__CHALLENGE__:
Give the number of lines that hold the string "JSON". Nothing else is needed.

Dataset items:
——

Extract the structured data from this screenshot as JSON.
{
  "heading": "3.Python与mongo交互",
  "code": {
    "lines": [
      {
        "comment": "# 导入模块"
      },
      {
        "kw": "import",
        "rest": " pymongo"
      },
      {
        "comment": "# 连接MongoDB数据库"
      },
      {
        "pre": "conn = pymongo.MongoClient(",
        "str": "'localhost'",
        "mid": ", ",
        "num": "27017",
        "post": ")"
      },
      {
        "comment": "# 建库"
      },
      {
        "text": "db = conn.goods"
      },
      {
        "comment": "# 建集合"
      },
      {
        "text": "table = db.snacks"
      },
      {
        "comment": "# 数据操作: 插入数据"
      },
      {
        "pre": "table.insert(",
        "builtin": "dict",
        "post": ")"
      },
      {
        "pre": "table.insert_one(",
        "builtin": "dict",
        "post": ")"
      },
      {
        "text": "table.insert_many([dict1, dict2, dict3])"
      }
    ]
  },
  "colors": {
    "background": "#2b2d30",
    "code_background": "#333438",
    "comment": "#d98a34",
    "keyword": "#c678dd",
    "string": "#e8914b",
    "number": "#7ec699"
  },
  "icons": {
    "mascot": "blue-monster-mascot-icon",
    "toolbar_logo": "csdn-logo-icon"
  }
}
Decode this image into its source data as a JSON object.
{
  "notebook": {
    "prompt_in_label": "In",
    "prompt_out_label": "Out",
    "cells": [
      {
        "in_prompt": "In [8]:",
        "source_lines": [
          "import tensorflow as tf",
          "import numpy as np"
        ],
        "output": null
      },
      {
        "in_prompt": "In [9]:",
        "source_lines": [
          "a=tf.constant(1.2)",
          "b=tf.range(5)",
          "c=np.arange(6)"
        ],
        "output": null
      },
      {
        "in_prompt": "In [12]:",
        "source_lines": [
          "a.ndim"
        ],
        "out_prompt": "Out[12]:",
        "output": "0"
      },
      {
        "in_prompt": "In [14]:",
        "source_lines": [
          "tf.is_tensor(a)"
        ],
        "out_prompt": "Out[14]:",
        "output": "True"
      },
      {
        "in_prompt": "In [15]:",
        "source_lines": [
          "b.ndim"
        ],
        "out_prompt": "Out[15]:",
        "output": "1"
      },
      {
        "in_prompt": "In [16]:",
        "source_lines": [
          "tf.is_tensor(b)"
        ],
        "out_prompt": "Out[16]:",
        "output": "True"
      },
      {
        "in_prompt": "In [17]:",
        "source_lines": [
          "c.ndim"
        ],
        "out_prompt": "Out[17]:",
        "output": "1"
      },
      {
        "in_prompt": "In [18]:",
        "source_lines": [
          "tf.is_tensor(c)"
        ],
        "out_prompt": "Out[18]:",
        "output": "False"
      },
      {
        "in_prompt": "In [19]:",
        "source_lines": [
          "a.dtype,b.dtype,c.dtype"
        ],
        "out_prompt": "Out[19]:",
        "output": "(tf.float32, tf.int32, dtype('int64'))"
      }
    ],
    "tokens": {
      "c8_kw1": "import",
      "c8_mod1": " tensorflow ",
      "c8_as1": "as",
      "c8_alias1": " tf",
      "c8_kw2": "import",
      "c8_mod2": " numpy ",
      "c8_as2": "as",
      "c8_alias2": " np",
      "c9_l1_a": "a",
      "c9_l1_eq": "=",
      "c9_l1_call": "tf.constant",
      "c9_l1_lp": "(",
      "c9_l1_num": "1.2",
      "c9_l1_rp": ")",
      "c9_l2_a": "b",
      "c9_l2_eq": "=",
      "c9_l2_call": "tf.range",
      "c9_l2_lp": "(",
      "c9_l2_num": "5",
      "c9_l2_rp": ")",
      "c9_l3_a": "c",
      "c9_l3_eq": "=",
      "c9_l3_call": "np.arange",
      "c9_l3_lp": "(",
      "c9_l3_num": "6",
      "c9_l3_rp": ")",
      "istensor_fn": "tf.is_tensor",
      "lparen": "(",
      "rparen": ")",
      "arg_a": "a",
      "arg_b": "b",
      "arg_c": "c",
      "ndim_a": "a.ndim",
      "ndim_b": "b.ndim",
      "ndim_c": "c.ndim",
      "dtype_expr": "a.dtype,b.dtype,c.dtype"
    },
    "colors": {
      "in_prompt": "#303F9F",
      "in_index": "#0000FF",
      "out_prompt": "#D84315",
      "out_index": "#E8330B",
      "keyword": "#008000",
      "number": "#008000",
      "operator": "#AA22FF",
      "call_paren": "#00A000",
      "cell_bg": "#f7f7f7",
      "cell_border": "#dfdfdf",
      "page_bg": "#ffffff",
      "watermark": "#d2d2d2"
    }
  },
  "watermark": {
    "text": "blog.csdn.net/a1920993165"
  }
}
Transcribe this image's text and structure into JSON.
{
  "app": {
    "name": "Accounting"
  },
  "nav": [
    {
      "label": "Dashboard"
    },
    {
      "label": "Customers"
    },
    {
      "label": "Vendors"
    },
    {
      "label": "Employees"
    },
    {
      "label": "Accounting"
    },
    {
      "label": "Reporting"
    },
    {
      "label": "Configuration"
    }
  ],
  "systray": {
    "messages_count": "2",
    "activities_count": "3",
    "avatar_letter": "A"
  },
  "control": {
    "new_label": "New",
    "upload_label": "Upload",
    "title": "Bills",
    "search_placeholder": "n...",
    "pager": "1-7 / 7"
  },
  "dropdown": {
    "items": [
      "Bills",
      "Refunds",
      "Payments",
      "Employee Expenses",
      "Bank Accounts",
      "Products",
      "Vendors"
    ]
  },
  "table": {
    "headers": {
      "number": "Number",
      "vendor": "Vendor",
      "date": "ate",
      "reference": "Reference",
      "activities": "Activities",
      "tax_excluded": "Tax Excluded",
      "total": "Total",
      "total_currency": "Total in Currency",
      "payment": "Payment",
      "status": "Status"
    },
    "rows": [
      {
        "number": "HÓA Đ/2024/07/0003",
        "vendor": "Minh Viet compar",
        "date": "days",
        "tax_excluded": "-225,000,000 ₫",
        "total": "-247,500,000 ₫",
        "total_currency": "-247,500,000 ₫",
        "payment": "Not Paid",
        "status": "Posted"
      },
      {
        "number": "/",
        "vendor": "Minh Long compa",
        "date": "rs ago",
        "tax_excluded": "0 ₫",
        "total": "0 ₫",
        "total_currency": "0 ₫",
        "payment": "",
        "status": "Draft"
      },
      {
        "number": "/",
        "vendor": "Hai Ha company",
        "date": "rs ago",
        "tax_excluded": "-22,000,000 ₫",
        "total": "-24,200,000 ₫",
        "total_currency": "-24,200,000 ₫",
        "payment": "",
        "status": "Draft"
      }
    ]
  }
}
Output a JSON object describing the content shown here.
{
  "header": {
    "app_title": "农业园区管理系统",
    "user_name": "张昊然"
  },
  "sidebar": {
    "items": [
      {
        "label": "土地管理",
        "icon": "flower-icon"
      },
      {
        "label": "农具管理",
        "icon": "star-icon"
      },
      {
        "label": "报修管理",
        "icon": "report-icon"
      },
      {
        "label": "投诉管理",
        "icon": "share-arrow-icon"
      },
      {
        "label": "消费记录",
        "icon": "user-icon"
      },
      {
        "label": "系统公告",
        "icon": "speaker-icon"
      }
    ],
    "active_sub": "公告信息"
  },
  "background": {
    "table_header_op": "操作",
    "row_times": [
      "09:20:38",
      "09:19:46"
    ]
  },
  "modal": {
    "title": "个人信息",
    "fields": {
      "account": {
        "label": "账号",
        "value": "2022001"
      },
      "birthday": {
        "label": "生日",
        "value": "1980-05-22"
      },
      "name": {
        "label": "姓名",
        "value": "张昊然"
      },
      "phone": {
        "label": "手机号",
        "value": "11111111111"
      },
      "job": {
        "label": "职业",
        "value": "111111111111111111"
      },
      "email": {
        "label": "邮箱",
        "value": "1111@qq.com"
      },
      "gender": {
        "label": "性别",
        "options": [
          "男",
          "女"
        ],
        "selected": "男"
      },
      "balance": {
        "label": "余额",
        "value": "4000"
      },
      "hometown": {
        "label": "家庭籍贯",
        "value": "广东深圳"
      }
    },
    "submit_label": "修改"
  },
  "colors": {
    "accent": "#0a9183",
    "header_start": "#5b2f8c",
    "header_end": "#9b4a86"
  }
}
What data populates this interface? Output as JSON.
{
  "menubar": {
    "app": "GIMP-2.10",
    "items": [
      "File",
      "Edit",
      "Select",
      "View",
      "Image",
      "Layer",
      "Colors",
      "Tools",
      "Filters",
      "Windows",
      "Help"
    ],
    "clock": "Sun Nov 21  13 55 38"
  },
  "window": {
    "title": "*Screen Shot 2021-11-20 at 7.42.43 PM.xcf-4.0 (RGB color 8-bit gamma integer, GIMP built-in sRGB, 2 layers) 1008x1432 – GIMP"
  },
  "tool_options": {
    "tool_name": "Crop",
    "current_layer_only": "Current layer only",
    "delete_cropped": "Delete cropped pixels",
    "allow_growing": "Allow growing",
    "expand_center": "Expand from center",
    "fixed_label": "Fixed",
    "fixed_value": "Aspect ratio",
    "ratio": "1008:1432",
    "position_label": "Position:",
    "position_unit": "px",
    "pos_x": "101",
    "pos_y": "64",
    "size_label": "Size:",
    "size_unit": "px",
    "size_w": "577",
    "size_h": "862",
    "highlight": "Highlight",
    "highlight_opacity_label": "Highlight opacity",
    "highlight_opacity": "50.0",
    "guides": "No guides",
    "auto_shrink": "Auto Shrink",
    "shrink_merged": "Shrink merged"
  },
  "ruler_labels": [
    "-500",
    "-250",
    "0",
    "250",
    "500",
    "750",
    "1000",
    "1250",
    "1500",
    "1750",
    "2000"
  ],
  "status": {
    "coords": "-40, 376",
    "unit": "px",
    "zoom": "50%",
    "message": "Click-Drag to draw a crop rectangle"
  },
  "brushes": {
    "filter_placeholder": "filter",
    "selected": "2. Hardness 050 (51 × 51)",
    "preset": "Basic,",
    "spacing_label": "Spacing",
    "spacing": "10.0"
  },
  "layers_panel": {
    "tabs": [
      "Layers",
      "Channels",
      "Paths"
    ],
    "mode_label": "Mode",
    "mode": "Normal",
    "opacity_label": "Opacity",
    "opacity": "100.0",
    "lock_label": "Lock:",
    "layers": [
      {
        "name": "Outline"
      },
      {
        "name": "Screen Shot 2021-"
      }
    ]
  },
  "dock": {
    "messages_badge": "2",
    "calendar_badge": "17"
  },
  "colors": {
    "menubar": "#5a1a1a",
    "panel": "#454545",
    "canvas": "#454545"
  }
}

——

__ANSWER TO THIS EXERCISE__:
5